§ Exercise details: Each line below is to be copied exactly as it appears.

§ Entries provided:

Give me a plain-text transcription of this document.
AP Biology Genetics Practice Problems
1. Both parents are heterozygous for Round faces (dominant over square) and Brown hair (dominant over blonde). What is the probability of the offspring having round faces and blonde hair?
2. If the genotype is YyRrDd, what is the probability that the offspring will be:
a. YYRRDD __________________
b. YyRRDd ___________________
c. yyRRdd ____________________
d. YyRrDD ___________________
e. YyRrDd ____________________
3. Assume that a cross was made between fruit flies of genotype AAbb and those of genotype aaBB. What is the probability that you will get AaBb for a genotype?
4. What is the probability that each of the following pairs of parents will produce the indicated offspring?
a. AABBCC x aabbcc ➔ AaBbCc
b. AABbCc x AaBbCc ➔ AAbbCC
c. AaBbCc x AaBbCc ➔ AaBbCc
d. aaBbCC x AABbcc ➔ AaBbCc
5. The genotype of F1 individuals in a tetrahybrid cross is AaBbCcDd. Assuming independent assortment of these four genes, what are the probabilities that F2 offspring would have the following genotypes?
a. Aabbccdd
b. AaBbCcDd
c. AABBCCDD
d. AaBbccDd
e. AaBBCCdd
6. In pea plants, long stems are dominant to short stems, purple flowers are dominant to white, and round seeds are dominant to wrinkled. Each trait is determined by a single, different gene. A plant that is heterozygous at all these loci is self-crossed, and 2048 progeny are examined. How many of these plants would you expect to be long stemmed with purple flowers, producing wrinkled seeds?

§ Task solution:
Give me a plain-text transcription of this document.
AP Biology Genetics Practice Problems
1. Both parents are heterozygous for Round faces (dominant over square) and Brown hair (dominant over blonde). What is the probability of the offspring having round faces and blonde hair?
2. If the genotype is YyRrDd, what is the probability that the offspring will be:
a. YYRRDD __________________
b. YyRRDd ___________________
c. yyRRdd ____________________
d. YyRrDD ___________________
e. YyRrDd ____________________
3. Assume that a cross was made between fruit flies of genotype AAbb and those of genotype aaBB. What is the probability that you will get AaBb for a genotype?
4. What is the probability that each of the following pairs of parents will produce the indicated offspring?
a. AABBCC x aabbcc ➔ AaBbCc
b. AABbCc x AaBbCc ➔ AAbbCC
c. AaBbCc x AaBbCc ➔ AaBbCc
d. aaBbCC x AABbcc ➔ AaBbCc
5. The genotype of F1 individuals in a tetrahybrid cross is AaBbCcDd. Assuming independent assortment of these four genes, what are the probabilities that F2 offspring would have the following genotypes?
a. Aabbccdd
b. AaBbCcDd
c. AABBCCDD
d. AaBbccDd
e. AaBBCCdd
6. In pea plants, long stems are dominant to short stems, purple flowers are dominant to white, and round seeds are dominant to wrinkled. Each trait is determined by a single, different gene. A plant that is heterozygous at all these loci is self-crossed, and 2048 progeny are examined. How many of these plants would you expect to be long stemmed with purple flowers, producing wrinkled seeds?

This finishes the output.